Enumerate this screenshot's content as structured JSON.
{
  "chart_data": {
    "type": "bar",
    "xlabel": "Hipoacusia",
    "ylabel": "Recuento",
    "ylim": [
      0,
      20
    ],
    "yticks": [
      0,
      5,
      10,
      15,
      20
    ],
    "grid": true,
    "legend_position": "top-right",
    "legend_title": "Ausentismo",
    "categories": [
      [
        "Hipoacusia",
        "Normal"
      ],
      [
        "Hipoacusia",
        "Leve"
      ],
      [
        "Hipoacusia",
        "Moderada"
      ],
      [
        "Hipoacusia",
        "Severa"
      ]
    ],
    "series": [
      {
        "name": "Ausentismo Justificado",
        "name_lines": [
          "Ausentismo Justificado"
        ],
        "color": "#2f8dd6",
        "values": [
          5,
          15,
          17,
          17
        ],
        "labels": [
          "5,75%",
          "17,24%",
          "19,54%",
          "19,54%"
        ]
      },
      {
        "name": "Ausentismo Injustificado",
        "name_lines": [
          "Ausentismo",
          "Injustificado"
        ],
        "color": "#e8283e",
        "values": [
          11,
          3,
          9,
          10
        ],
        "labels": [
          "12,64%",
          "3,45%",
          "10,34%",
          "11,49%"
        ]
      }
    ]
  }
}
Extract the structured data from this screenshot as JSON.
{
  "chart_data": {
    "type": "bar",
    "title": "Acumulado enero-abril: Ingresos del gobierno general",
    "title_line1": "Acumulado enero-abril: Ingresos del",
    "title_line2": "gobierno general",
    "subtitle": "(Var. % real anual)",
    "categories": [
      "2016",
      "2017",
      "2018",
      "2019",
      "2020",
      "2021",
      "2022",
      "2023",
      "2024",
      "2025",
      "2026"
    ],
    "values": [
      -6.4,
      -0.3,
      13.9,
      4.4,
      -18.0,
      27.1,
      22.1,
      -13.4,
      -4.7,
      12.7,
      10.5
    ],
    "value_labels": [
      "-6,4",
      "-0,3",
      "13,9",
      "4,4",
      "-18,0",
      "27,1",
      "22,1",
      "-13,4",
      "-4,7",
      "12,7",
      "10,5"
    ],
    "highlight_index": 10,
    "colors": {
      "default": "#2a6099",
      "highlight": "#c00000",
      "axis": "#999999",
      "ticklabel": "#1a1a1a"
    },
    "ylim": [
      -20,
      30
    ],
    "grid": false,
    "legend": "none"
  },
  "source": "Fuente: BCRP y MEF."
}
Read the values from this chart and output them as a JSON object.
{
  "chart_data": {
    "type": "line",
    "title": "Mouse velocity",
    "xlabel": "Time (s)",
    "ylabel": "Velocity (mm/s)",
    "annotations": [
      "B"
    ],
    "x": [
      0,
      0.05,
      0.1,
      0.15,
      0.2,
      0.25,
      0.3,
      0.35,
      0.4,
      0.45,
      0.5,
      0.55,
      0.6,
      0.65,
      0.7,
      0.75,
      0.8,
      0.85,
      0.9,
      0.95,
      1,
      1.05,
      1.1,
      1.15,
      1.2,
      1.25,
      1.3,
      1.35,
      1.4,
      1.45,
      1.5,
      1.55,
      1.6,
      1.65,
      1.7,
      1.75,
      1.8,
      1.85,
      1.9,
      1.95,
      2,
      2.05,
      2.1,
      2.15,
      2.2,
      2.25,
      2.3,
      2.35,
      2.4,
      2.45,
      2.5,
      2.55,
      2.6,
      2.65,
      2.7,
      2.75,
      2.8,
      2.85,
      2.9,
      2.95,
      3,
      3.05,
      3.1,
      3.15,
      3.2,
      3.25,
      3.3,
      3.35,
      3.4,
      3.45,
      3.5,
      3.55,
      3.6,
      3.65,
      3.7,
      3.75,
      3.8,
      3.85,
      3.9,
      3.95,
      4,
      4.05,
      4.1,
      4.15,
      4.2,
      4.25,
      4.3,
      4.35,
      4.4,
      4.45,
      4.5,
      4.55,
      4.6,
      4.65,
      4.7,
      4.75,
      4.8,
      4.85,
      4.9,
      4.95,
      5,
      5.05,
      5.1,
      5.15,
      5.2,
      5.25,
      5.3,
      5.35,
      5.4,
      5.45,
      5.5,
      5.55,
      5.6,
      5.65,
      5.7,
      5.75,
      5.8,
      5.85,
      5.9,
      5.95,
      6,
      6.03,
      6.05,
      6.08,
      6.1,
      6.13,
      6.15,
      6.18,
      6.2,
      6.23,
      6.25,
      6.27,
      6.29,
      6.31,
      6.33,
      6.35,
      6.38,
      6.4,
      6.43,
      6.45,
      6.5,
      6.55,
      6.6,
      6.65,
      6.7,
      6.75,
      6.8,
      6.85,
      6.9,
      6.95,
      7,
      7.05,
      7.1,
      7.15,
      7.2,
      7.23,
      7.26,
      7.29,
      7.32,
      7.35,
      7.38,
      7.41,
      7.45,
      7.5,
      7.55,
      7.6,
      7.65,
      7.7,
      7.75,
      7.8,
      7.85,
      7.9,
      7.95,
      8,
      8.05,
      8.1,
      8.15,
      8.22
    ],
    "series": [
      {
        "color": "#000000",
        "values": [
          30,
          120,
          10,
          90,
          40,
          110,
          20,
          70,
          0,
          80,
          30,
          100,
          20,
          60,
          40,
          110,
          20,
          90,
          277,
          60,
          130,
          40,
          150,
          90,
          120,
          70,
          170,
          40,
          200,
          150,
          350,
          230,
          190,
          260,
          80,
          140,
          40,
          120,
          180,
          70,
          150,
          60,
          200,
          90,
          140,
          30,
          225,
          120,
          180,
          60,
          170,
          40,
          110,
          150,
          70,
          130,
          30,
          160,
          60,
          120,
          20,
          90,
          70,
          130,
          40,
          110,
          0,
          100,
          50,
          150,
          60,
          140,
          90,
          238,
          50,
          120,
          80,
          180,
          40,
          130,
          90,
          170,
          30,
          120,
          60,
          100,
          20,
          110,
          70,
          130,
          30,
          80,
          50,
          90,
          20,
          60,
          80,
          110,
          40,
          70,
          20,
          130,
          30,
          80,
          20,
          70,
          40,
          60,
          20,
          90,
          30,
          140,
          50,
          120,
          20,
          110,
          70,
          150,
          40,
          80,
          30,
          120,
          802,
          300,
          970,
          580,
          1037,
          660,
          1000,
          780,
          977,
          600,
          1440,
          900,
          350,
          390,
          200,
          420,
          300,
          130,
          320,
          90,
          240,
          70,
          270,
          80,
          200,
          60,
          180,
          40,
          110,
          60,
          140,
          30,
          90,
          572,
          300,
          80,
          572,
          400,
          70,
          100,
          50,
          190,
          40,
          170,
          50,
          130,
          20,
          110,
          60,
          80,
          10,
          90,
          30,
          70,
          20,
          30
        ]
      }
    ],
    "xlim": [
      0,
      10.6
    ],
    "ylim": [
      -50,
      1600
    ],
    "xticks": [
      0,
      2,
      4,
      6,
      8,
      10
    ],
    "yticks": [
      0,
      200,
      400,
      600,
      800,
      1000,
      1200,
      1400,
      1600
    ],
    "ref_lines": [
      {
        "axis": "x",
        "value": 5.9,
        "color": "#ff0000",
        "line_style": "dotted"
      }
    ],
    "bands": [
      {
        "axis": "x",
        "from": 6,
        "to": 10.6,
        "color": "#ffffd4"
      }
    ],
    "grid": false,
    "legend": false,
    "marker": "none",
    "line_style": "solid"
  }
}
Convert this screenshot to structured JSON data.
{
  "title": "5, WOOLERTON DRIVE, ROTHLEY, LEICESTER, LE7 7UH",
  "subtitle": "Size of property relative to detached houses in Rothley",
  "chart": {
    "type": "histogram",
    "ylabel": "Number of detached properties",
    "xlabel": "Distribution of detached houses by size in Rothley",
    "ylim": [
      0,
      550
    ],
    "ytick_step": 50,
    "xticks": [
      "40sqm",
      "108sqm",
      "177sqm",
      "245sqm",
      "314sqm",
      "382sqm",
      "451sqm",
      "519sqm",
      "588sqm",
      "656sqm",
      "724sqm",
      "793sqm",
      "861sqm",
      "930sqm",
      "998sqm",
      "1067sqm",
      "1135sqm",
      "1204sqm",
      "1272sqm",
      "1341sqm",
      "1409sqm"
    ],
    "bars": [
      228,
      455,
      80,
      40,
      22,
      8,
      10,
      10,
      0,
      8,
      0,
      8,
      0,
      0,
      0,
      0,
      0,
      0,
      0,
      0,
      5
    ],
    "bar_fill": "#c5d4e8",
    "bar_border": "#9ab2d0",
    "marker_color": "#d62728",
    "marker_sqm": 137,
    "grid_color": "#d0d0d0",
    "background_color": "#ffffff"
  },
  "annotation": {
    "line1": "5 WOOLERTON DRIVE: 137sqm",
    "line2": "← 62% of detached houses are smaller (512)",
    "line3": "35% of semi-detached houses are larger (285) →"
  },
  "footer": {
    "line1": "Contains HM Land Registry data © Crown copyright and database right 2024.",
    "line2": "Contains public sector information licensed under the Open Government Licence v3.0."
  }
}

········

Determine the number of lines in the data that contain "screenshot" as a word or string, and state only that number.

▶ **Answer to the problem**
3